*Work to be completed*. Copy out lines with the word "grupy" from the material that follows.

*Supplied material*.
━━━━━━━━━━

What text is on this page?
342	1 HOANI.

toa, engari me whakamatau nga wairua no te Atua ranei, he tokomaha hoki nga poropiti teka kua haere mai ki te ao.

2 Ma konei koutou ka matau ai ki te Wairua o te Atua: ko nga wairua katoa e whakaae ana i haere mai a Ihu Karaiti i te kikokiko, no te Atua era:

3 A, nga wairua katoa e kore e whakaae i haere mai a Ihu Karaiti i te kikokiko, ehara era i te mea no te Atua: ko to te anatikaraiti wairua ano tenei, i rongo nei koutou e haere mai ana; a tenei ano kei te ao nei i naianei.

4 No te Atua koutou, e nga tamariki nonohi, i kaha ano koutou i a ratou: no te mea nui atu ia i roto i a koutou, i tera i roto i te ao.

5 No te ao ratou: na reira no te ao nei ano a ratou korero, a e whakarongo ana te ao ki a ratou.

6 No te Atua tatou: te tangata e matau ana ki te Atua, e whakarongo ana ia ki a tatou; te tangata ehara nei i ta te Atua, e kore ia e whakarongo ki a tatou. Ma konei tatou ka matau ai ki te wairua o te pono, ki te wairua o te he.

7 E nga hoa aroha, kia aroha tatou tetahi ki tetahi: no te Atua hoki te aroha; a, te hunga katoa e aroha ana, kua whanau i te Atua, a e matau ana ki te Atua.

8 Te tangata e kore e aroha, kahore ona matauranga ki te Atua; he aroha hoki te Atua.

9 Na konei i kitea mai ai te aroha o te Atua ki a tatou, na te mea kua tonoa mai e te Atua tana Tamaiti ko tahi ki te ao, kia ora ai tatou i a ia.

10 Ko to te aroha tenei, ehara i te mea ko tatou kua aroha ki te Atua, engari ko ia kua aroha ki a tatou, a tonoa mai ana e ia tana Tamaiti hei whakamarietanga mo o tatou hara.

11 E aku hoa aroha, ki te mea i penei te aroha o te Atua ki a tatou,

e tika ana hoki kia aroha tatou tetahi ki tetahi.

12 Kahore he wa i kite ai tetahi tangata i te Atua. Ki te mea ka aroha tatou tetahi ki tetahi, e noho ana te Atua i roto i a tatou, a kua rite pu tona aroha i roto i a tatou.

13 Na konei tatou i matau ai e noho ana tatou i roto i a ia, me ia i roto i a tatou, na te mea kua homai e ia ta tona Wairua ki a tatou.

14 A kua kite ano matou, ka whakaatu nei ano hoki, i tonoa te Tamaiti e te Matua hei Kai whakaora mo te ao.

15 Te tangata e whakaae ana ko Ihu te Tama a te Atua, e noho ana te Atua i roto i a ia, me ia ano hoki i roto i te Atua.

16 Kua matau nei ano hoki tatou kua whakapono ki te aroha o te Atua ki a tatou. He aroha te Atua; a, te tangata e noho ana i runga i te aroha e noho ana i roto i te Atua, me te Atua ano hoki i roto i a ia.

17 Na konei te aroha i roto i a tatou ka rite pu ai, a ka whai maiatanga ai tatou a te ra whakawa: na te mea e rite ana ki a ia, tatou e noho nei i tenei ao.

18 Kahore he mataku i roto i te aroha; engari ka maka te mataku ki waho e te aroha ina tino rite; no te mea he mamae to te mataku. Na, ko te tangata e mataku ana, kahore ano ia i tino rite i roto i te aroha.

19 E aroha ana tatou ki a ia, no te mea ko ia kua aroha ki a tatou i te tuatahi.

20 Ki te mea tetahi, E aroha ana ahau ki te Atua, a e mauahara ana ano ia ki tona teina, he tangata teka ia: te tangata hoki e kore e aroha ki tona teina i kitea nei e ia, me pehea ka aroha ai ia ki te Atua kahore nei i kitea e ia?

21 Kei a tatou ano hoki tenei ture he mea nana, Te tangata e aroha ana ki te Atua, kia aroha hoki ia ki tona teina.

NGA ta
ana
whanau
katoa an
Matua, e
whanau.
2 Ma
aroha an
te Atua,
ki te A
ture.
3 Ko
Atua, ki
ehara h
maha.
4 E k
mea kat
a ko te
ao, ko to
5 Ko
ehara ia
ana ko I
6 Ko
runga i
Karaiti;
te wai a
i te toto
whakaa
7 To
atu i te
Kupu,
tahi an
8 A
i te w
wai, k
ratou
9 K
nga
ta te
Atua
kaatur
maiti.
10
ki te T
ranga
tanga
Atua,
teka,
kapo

━━━━━━━━━━

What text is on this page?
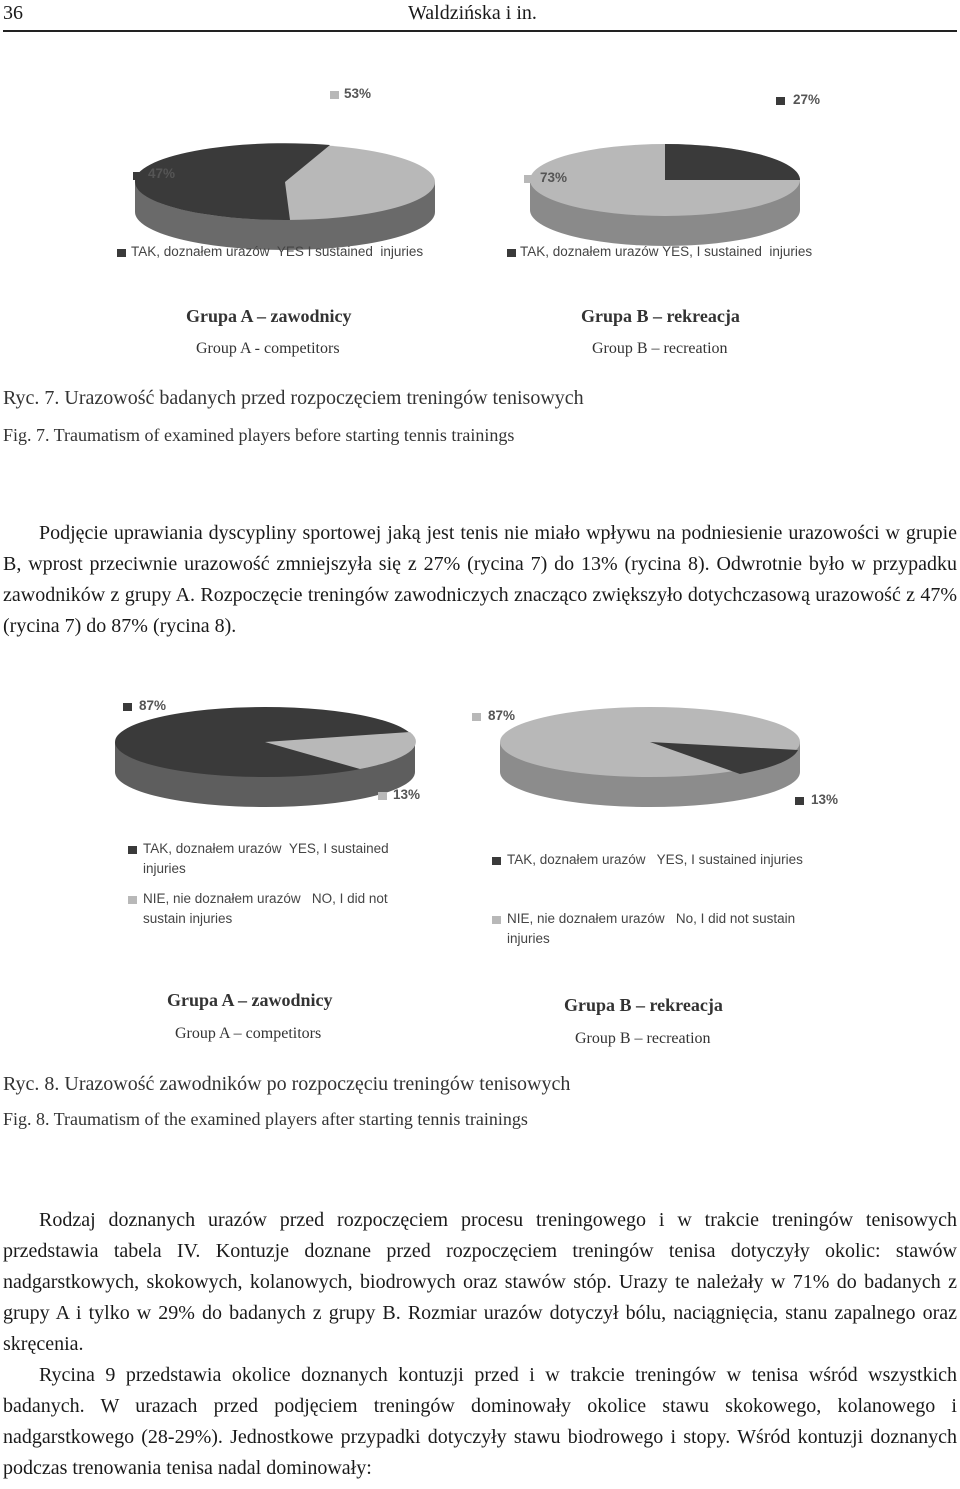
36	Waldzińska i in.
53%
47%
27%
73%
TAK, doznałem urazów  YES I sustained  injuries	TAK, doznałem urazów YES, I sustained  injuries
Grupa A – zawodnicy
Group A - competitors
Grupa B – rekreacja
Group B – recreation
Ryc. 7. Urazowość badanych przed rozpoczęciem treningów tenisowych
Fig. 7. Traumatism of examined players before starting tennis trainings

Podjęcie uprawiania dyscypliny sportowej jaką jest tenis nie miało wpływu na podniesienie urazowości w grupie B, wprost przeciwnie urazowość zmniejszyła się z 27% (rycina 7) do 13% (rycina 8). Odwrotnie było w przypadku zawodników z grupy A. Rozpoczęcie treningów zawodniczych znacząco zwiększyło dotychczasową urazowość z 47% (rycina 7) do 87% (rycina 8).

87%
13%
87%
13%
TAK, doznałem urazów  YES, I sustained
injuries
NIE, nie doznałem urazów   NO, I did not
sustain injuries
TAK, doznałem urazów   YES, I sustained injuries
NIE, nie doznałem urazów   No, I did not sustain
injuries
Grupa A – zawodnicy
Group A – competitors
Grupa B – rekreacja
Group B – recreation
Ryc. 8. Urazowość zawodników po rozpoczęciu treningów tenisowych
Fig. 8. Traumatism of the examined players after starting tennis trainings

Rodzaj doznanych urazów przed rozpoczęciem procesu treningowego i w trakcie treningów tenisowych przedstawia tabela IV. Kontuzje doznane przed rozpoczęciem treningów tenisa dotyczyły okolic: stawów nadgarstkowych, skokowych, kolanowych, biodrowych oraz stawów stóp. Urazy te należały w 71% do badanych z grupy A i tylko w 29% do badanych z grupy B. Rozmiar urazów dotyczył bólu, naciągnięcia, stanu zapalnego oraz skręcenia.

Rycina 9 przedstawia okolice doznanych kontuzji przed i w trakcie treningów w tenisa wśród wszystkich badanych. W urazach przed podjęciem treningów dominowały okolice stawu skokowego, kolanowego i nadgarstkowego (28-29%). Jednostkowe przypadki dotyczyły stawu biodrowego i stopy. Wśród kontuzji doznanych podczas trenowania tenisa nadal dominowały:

━━━━━━━━━━

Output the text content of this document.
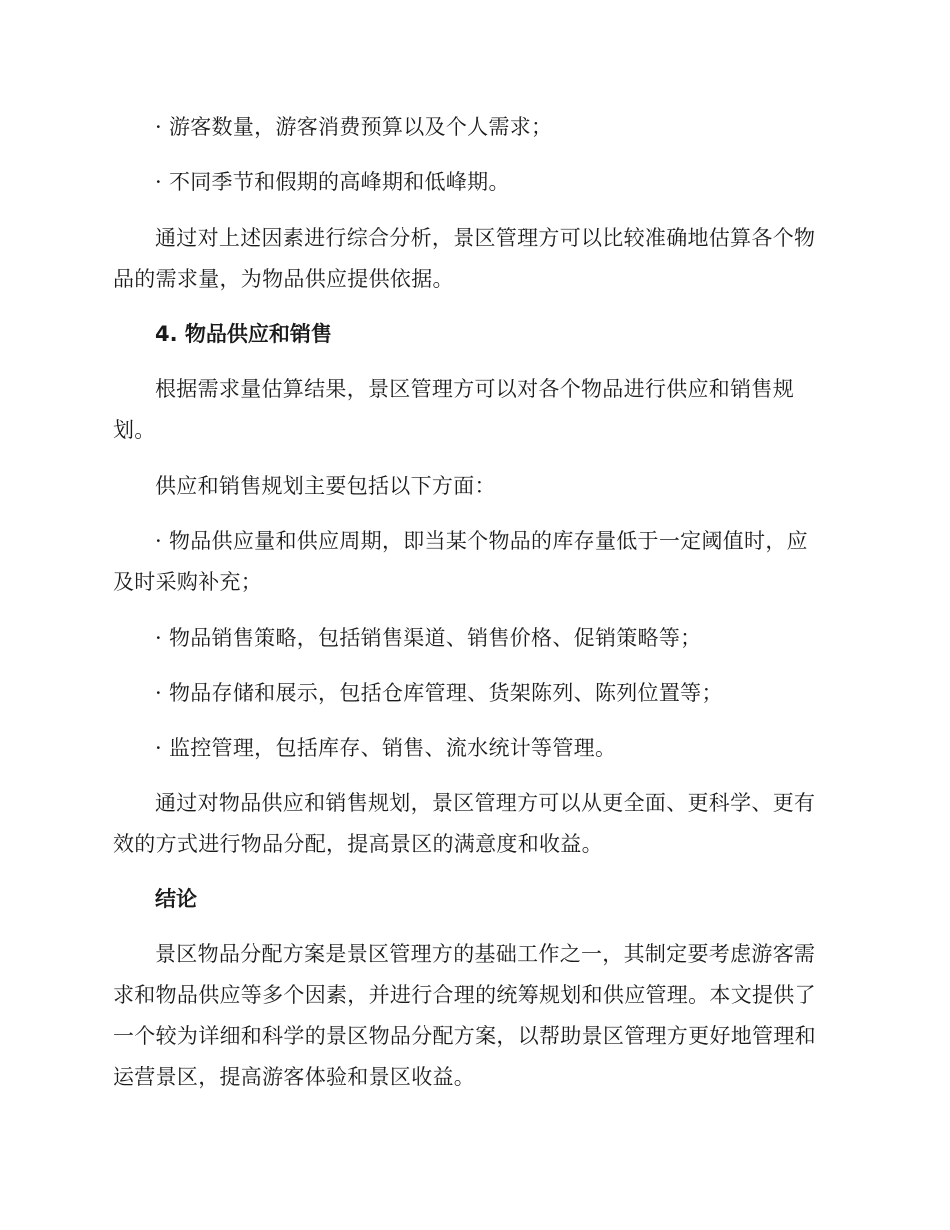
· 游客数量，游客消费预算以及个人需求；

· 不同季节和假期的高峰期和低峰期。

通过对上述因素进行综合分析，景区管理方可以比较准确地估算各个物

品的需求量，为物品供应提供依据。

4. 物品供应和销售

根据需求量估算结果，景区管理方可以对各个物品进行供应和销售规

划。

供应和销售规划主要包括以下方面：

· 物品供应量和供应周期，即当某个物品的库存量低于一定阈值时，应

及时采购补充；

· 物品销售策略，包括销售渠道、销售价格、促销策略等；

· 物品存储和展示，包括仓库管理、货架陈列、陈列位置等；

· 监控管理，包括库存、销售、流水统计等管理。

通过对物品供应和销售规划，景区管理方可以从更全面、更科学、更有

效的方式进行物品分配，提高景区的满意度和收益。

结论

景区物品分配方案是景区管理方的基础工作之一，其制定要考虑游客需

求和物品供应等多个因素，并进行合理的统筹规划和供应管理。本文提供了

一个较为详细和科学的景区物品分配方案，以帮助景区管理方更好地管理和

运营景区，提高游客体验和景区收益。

━━━━━━━━━━

*Exercise result*.
Podjęcie uprawiania dyscypliny sportowej jaką jest tenis nie miało wpływu na podniesienie urazowości w grupie B, wprost przeciwnie urazowość zmniejszyła się z 27% (rycina 7) do 13% (rycina 8). Odwrotnie było w przypadku zawodników z grupy A. Rozpoczęcie treningów zawodniczych znacząco zwiększyło dotychczasową urazowość z 47% (rycina 7) do 87% (rycina 8).
Rodzaj doznanych urazów przed rozpoczęciem procesu treningowego i w trakcie treningów tenisowych przedstawia tabela IV. Kontuzje doznane przed rozpoczęciem treningów tenisa dotyczyły okolic: stawów nadgarstkowych, skokowych, kolanowych, biodrowych oraz stawów stóp. Urazy te należały w 71% do badanych z grupy A i tylko w 29% do badanych z grupy B. Rozmiar urazów dotyczył bólu, naciągnięcia, stanu zapalnego oraz skręcenia.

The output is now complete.